- What is needed -
Wherever the string "contact" appears in the listing, copy that line.

═══ Entries shown

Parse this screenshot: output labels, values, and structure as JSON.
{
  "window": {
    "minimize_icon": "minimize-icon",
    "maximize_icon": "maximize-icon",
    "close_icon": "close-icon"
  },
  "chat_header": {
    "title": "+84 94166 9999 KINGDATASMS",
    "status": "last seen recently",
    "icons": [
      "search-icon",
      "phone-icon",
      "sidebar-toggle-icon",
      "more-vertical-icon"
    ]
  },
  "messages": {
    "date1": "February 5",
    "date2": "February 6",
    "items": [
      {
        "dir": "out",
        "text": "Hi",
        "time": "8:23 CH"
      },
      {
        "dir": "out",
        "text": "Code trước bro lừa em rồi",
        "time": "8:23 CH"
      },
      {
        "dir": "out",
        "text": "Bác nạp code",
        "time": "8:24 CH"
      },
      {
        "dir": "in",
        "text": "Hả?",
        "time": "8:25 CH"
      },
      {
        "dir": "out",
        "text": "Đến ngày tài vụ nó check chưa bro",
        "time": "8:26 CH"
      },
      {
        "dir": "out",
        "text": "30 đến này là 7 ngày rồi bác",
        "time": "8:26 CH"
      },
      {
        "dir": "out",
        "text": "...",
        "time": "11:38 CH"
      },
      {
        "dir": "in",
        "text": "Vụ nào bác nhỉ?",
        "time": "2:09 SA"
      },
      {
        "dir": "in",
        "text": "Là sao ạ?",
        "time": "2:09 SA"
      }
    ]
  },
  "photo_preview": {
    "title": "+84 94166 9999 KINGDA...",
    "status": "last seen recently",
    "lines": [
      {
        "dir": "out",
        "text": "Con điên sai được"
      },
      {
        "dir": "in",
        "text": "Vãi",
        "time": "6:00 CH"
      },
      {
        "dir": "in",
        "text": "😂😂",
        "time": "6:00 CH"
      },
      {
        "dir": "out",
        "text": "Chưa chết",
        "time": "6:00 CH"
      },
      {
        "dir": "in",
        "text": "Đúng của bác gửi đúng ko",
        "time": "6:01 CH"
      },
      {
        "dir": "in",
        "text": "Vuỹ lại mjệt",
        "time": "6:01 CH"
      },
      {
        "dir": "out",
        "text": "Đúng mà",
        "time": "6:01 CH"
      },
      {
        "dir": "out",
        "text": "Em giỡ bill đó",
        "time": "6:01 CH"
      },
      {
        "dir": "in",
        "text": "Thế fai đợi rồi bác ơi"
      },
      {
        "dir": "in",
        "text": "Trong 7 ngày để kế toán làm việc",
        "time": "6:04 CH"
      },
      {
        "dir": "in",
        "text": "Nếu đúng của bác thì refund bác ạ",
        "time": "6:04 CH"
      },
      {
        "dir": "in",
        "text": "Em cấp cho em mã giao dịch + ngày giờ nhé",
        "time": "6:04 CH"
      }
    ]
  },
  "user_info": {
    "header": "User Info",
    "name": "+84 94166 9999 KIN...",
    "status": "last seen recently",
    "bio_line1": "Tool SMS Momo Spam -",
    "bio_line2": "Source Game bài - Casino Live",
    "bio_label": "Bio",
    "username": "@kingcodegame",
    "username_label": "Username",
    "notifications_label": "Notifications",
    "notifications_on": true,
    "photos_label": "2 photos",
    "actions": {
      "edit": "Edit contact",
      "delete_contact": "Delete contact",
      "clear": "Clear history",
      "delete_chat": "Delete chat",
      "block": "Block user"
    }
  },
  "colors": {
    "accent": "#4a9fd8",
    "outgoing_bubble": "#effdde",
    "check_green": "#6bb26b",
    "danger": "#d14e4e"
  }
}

══════

- Task solution -
      "edit": "Edit contact",
      "delete_contact": "Delete contact",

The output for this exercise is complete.